*Stated task*
Report how many lines in the records below contain the word "субсидий". Give only the number.

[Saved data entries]
+---+

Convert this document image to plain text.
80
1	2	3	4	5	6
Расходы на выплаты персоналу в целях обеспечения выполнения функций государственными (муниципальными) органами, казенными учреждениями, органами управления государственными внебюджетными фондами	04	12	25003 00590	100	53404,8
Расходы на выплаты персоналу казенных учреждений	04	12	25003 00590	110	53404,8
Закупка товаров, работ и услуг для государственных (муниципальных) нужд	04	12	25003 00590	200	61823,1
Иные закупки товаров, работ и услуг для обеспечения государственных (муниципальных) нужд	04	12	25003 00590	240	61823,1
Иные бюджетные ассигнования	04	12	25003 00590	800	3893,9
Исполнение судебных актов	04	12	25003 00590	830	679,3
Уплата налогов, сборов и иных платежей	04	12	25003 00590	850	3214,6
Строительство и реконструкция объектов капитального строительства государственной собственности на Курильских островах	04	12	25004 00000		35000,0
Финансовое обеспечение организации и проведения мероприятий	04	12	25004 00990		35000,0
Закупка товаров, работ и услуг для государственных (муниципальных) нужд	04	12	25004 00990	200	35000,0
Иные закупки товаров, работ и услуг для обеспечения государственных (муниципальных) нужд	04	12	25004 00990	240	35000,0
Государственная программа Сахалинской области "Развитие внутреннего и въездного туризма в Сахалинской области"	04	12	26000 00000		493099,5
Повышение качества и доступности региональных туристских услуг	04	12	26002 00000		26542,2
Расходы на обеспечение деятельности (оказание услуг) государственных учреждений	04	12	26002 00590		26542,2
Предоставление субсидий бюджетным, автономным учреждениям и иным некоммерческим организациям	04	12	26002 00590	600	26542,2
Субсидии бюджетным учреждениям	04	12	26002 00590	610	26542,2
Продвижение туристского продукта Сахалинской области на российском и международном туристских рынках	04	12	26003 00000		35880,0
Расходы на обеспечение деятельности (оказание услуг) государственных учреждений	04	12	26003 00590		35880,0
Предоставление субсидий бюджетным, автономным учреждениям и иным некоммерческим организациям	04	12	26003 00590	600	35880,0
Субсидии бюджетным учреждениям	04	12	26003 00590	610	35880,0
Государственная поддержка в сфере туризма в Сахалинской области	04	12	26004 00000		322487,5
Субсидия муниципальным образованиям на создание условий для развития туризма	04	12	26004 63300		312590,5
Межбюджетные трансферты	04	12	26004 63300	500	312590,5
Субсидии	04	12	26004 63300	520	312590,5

+---+

*Answer for the task*
2